Data lines:
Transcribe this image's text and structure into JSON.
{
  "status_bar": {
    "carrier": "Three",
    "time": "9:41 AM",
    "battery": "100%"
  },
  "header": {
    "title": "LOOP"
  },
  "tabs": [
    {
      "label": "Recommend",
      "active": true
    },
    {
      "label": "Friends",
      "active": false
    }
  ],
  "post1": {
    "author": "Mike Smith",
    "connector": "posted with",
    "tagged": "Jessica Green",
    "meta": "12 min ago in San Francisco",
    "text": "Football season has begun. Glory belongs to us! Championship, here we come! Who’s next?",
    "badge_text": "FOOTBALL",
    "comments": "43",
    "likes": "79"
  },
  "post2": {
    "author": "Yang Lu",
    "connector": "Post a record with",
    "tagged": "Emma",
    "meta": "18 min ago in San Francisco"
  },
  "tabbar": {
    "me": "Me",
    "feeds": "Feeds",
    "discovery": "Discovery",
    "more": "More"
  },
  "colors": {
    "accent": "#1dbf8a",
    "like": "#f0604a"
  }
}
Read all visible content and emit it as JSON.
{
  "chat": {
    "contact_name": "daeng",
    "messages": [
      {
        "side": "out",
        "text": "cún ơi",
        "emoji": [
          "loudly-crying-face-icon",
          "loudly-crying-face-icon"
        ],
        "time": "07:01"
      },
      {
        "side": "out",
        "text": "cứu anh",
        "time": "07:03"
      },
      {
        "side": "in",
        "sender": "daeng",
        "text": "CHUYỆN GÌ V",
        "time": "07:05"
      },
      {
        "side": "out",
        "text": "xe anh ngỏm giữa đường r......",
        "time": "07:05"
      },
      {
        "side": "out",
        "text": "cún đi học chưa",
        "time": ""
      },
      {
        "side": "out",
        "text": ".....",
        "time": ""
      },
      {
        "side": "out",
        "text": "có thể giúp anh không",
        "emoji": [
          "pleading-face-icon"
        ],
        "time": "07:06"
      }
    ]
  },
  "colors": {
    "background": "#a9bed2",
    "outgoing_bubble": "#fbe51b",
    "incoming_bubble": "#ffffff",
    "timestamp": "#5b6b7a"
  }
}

Task details:
Point out every line holding the string "loudly" and copy it.

Answer to the problem:
          "loudly-crying-face-icon",
          "loudly-crying-face-icon"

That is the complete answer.